## YOUR TASK
Copy every line that contains the string "JSON" from the entries below.

## Extracted records

-=-=-

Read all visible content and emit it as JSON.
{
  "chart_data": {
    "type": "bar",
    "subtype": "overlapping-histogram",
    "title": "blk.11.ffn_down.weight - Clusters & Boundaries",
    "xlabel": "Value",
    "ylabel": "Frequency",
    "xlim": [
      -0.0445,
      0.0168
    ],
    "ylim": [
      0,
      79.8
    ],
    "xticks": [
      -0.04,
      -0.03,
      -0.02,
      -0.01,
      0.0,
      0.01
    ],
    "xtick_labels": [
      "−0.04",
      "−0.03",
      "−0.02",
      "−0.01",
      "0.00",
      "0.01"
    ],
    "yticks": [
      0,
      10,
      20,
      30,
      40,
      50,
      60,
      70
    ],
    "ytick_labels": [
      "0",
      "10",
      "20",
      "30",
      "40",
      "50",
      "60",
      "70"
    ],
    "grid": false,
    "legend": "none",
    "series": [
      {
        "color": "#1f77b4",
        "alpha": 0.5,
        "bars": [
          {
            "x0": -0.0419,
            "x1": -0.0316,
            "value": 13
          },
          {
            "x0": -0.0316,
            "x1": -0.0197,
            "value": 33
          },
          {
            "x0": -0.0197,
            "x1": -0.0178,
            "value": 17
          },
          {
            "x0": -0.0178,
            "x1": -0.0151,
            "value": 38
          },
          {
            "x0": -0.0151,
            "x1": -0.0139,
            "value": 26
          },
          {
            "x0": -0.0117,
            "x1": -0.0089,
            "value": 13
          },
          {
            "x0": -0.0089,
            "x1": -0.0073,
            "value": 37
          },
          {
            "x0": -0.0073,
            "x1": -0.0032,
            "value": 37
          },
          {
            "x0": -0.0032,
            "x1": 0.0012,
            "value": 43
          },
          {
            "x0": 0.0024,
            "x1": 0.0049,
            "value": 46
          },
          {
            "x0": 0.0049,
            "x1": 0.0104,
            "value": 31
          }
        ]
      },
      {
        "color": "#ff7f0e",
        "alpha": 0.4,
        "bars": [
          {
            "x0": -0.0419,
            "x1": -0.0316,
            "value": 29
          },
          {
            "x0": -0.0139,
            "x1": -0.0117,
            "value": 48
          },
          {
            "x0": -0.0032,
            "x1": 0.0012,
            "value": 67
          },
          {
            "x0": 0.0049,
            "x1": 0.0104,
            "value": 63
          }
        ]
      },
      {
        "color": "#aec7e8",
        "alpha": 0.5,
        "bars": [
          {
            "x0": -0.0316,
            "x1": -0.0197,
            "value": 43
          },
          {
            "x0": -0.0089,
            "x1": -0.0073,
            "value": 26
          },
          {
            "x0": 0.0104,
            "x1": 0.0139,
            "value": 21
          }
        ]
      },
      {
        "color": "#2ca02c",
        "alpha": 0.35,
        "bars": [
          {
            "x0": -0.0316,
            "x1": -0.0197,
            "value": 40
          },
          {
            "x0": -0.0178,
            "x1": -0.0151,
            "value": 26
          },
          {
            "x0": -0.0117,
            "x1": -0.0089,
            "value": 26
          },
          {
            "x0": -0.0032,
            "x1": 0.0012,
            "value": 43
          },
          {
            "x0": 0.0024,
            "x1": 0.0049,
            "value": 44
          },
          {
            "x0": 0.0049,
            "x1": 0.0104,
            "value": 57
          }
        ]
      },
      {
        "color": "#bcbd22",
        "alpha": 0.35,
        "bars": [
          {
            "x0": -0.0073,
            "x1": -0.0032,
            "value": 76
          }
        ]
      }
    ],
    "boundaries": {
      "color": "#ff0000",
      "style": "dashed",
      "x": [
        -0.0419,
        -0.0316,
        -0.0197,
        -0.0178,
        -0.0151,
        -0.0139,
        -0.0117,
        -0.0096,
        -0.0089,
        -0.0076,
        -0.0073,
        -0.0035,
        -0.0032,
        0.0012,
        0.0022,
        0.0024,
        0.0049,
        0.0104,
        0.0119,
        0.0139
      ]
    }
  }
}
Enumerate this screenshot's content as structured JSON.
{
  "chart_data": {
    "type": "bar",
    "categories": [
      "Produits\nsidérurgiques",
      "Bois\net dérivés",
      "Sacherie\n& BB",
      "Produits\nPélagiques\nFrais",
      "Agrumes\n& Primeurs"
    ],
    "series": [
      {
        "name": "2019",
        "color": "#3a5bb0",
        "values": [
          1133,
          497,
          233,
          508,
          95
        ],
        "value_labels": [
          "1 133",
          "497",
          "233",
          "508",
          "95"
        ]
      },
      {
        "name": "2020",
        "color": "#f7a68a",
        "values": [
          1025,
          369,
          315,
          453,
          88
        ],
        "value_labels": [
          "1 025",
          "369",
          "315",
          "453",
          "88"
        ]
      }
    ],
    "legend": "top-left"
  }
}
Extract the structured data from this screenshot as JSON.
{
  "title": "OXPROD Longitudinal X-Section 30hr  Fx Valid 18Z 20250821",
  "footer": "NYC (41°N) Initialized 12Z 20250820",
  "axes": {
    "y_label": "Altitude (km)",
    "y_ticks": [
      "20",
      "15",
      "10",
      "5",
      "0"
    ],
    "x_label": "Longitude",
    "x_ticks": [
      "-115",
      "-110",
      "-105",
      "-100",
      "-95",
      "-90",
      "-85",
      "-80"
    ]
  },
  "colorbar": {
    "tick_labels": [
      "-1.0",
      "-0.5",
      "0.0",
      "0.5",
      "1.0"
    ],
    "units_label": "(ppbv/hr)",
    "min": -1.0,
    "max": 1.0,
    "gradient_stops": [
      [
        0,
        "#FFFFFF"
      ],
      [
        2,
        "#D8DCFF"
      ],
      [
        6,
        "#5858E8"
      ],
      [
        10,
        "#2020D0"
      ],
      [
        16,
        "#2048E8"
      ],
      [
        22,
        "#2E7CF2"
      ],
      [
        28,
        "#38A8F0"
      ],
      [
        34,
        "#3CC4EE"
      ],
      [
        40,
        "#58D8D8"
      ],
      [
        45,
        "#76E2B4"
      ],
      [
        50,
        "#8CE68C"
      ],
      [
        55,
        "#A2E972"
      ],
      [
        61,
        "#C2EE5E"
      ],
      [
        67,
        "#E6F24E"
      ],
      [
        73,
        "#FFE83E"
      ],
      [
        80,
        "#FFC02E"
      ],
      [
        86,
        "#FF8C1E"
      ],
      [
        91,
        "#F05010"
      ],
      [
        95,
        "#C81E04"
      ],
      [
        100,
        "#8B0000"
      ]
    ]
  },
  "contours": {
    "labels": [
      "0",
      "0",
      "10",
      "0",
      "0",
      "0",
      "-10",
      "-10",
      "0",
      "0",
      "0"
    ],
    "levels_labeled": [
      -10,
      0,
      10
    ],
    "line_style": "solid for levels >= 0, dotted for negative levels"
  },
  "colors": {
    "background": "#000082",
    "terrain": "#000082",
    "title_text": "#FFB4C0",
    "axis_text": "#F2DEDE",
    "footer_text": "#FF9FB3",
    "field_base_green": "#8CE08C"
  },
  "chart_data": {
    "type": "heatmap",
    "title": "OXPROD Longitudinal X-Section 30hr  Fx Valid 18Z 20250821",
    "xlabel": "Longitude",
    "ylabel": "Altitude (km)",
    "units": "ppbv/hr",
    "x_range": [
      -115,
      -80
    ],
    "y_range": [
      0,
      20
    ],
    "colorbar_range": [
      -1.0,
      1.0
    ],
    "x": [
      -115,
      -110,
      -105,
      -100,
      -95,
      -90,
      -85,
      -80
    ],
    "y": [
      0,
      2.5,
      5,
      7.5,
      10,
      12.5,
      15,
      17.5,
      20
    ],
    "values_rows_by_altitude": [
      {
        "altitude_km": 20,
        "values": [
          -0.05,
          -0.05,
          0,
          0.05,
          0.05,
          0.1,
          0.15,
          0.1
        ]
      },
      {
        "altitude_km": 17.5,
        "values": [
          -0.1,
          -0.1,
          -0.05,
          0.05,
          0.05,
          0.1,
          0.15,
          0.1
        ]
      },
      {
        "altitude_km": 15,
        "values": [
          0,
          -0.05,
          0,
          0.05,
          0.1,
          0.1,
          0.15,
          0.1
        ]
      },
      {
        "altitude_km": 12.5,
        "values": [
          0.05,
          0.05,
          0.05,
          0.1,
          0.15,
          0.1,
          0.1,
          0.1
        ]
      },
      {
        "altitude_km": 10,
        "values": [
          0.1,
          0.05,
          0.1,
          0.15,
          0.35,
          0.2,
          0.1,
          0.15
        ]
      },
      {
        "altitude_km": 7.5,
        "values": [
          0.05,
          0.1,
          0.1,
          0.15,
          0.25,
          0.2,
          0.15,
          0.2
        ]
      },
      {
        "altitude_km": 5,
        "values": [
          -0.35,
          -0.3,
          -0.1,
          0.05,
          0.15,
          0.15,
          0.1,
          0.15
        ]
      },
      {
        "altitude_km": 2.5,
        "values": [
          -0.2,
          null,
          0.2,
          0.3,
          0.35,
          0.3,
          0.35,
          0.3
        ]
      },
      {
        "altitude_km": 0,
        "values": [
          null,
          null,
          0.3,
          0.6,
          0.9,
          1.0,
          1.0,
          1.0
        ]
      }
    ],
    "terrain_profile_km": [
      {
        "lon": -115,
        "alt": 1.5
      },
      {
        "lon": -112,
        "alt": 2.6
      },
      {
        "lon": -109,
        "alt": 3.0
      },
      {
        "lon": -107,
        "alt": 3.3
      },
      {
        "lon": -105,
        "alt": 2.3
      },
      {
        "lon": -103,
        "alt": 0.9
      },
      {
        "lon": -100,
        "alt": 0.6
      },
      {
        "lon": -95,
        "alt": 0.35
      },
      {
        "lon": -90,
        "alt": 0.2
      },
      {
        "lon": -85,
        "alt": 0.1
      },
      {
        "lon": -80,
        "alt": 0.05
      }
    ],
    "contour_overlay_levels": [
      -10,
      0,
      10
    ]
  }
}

-=-=-

## COMPLETE OUTPUT
Read all visible content and emit it as JSON.
Enumerate this screenshot's content as structured JSON.
Extract the structured data from this screenshot as JSON.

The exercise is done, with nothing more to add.